Your job is to write out each record precisely as it stands.

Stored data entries
- - - - - - -
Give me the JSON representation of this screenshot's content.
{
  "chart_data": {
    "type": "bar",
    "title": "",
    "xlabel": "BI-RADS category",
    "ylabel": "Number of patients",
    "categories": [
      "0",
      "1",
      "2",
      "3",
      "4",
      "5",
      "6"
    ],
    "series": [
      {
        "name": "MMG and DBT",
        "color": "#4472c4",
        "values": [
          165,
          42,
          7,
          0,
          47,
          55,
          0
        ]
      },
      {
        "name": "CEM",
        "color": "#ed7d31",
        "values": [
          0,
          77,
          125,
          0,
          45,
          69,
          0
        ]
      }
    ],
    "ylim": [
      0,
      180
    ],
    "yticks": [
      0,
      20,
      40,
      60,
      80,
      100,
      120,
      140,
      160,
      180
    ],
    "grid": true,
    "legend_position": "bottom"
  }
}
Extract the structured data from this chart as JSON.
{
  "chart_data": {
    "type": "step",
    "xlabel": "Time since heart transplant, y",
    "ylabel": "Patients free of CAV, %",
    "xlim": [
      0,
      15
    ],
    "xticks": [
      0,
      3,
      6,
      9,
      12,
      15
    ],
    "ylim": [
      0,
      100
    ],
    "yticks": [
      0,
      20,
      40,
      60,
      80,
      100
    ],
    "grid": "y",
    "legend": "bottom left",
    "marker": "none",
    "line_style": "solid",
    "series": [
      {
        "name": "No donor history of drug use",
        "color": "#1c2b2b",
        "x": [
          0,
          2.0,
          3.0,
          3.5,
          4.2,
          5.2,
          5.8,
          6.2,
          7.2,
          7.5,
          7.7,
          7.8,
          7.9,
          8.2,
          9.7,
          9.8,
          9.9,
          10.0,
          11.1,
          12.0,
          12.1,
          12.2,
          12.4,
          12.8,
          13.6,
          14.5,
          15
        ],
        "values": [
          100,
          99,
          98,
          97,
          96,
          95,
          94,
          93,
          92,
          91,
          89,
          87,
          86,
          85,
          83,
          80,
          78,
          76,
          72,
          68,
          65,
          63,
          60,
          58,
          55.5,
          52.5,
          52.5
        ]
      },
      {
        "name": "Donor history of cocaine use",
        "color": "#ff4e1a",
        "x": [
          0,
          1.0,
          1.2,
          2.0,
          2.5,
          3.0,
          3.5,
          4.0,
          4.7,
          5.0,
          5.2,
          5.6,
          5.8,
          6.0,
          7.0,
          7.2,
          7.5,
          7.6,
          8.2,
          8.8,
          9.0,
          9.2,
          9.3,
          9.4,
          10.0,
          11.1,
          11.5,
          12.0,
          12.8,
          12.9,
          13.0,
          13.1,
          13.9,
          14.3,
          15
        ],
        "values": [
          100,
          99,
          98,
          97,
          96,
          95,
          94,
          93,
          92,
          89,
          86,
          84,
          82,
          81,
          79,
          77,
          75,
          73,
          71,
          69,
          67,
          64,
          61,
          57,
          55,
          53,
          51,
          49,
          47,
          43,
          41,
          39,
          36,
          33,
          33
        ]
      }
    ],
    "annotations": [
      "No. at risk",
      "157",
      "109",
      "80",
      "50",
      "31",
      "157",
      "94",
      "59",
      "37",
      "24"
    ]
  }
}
- - - - - - -
RESULT FOR THIS EXERCISE
Give me the JSON representation of this screenshot's content.
{
  "chart_data": {
    "type": "bar",
    "title": "",
    "xlabel": "BI-RADS category",
    "ylabel": "Number of patients",
    "categories": [
      "0",
      "1",
      "2",
      "3",
      "4",
      "5",
      "6"
    ],
    "series": [
      {
        "name": "MMG and DBT",
        "color": "#4472c4",
        "values": [
          165,
          42,
          7,
          0,
          47,
          55,
          0
        ]
      },
      {
        "name": "CEM",
        "color": "#ed7d31",
        "values": [
          0,
          77,
          125,
          0,
          45,
          69,
          0
        ]
      }
    ],
    "ylim": [
      0,
      180
    ],
    "yticks": [
      0,
      20,
      40,
      60,
      80,
      100,
      120,
      140,
      160,
      180
    ],
    "grid": true,
    "legend_position": "bottom"
  }
}
Extract the structured data from this chart as JSON.
{
  "chart_data": {
    "type": "step",
    "xlabel": "Time since heart transplant, y",
    "ylabel": "Patients free of CAV, %",
    "xlim": [
      0,
      15
    ],
    "xticks": [
      0,
      3,
      6,
      9,
      12,
      15
    ],
    "ylim": [
      0,
      100
    ],
    "yticks": [
      0,
      20,
      40,
      60,
      80,
      100
    ],
    "grid": "y",
    "legend": "bottom left",
    "marker": "none",
    "line_style": "solid",
    "series": [
      {
        "name": "No donor history of drug use",
        "color": "#1c2b2b",
        "x": [
          0,
          2.0,
          3.0,
          3.5,
          4.2,
          5.2,
          5.8,
          6.2,
          7.2,
          7.5,
          7.7,
          7.8,
          7.9,
          8.2,
          9.7,
          9.8,
          9.9,
          10.0,
          11.1,
          12.0,
          12.1,
          12.2,
          12.4,
          12.8,
          13.6,
          14.5,
          15
        ],
        "values": [
          100,
          99,
          98,
          97,
          96,
          95,
          94,
          93,
          92,
          91,
          89,
          87,
          86,
          85,
          83,
          80,
          78,
          76,
          72,
          68,
          65,
          63,
          60,
          58,
          55.5,
          52.5,
          52.5
        ]
      },
      {
        "name": "Donor history of cocaine use",
        "color": "#ff4e1a",
        "x": [
          0,
          1.0,
          1.2,
          2.0,
          2.5,
          3.0,
          3.5,
          4.0,
          4.7,
          5.0,
          5.2,
          5.6,
          5.8,
          6.0,
          7.0,
          7.2,
          7.5,
          7.6,
          8.2,
          8.8,
          9.0,
          9.2,
          9.3,
          9.4,
          10.0,
          11.1,
          11.5,
          12.0,
          12.8,
          12.9,
          13.0,
          13.1,
          13.9,
          14.3,
          15
        ],
        "values": [
          100,
          99,
          98,
          97,
          96,
          95,
          94,
          93,
          92,
          89,
          86,
          84,
          82,
          81,
          79,
          77,
          75,
          73,
          71,
          69,
          67,
          64,
          61,
          57,
          55,
          53,
          51,
          49,
          47,
          43,
          41,
          39,
          36,
          33,
          33
        ]
      }
    ],
    "annotations": [
      "No. at risk",
      "157",
      "109",
      "80",
      "50",
      "31",
      "157",
      "94",
      "59",
      "37",
      "24"
    ]
  }
}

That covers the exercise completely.